Uncovering the properties and limitations of models of sequence evolution
Speaker: Stephanie Spielman, PhD
Institute for Genomics and Evolutionary Medicine
Natural selection leaves signatures of its activity in DNA. As sequencing increasingly assumes a central role in modern biological research, we have an unprecedented opportunity to elucidate the myriad ways in which evolution shapes the diversity of life's genomes. Most commonly, we study these "fingerprints" of natural selection using statistical models of sequence evolution. In the context of of protein-coding sequence evolution, two popular complementary models have emerged: dN/dS-based models, which measure the relative rate of nonsynonymous to synonymous substitutions, and mutation—selection models, which measure site-specific amino acid propensities (or "fitness") using population genetics principles. Importantly, these models have been constructed and studied independently from one another. As a consequence, it has been entirely unknown whether different models reveal similar or incompatible information about the strength and direction of natural selection, in turn hindering our ability to draw robust conclusions about evolutionary pressures. In this talk, I will discuss how we can bridge this gap by deriving a precise relationship between dN/dS-based and mutation—selection models. I use this relationship to identity previously unappreciated limitations and behaviors of these models. For example, this work reveals that dN/dS inferences in the popular software PAML (codeml) are strongly biased, and further that standard metrics of model selection (AIC and BIC) may be positively misleading. I offer specific recommendations for how to most reliably apply models of protein-coding sequence evolution and interpret their results.

= Recorded data =

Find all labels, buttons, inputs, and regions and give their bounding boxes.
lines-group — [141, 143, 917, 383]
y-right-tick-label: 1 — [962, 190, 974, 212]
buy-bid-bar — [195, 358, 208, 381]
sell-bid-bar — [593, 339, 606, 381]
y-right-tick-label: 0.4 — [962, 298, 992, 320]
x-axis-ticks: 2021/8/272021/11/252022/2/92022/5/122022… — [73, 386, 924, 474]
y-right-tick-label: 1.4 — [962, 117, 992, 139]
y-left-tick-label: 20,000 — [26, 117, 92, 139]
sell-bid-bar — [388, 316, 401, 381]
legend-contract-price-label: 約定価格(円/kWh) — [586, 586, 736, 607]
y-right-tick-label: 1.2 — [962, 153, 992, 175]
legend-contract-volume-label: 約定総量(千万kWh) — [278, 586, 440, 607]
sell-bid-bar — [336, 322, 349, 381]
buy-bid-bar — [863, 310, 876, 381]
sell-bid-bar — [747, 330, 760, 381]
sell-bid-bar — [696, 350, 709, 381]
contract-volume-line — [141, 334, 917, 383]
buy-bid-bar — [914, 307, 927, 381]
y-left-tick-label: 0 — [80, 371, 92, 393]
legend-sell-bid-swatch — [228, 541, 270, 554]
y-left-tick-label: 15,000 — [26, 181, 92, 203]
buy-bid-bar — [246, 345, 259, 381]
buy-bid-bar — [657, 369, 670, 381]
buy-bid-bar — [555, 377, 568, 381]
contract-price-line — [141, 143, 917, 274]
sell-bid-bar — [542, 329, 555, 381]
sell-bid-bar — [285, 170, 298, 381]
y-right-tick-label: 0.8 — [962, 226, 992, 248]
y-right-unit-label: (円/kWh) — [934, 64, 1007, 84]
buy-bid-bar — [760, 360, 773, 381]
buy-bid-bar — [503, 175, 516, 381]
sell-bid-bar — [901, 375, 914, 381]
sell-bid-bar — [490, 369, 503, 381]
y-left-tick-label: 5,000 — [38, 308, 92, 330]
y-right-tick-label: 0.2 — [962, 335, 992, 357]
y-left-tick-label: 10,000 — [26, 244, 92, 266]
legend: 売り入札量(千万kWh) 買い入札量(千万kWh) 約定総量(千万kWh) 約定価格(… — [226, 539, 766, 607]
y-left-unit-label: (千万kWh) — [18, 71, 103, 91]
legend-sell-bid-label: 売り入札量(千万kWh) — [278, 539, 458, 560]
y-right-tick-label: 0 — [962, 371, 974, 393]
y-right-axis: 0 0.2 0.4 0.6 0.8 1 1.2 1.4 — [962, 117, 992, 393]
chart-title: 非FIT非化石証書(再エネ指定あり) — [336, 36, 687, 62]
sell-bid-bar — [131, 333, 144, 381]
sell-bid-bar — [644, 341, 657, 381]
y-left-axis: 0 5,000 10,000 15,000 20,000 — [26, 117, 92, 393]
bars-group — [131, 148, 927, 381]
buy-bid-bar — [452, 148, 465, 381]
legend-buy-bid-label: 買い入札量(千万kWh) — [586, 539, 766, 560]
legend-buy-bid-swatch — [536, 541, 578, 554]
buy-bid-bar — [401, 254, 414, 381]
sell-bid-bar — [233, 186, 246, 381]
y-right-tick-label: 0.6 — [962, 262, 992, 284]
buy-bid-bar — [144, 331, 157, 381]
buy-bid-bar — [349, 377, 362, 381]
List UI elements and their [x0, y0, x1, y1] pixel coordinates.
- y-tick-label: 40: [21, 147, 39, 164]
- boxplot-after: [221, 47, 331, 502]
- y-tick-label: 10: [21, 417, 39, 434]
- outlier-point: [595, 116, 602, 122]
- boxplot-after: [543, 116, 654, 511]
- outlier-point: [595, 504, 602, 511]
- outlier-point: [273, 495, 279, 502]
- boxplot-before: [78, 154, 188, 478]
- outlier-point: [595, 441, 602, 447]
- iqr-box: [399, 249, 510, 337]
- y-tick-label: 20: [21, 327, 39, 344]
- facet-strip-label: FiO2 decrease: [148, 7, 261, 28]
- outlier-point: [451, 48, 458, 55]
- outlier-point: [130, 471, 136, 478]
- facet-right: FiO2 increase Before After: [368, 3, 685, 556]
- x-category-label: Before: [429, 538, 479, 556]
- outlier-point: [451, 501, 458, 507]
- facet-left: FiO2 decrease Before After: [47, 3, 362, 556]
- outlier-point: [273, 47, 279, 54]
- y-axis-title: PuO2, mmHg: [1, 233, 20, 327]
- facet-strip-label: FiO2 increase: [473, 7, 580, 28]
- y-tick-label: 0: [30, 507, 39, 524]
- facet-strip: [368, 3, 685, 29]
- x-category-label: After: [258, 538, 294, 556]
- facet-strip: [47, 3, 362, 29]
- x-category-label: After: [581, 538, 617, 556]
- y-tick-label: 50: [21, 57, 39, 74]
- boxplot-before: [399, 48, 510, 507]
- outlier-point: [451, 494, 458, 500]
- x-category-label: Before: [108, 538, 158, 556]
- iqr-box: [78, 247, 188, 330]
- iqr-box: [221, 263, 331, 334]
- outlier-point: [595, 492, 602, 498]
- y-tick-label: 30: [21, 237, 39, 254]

= Task description =
According to the talk abstract, which software's dN/dS inferences are strongly biased?

= The answer =
PAML (codeml)